(Figure record extracts)
┌────────

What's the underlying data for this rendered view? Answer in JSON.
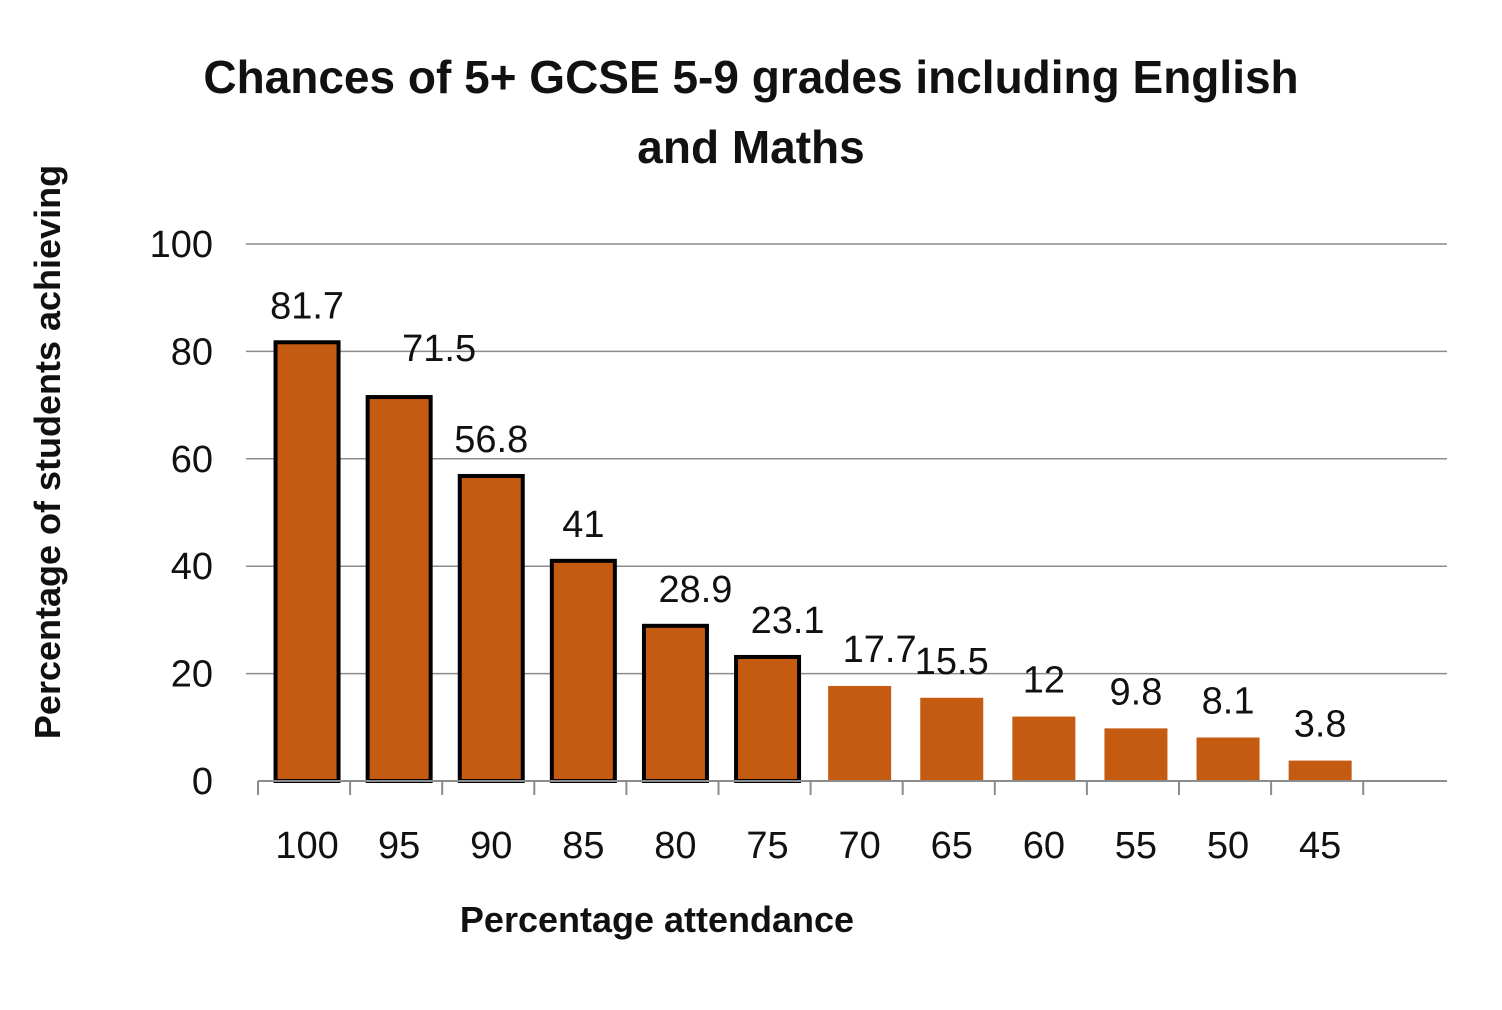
{
  "chart_data": {
    "type": "bar",
    "title_lines": [
      "Chances of 5+ GCSE 5-9 grades including English",
      "and Maths"
    ],
    "xlabel": "Percentage attendance",
    "ylabel": "Percentage of students achieving",
    "categories": [
      "100",
      "95",
      "90",
      "85",
      "80",
      "75",
      "70",
      "65",
      "60",
      "55",
      "50",
      "45"
    ],
    "values": [
      81.7,
      71.5,
      56.8,
      41,
      28.9,
      23.1,
      17.7,
      15.5,
      12,
      9.8,
      8.1,
      3.8
    ],
    "data_labels": [
      "81.7",
      "71.5",
      "56.8",
      "41",
      "28.9",
      "23.1",
      "17.7",
      "15.5",
      "12",
      "9.8",
      "8.1",
      "3.8"
    ],
    "y_ticks": [
      0,
      20,
      40,
      60,
      80,
      100
    ],
    "ylim": [
      0,
      100
    ],
    "grid": true,
    "legend": "none",
    "bar_color": "#C55A11",
    "outlined_bar_count": 6
  }
}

└────────

- Request -
Filter the records for lines holding the string "Percentage". Copy each one.

- Final result -
    "xlabel": "Percentage attendance",
    "ylabel": "Percentage of students achieving",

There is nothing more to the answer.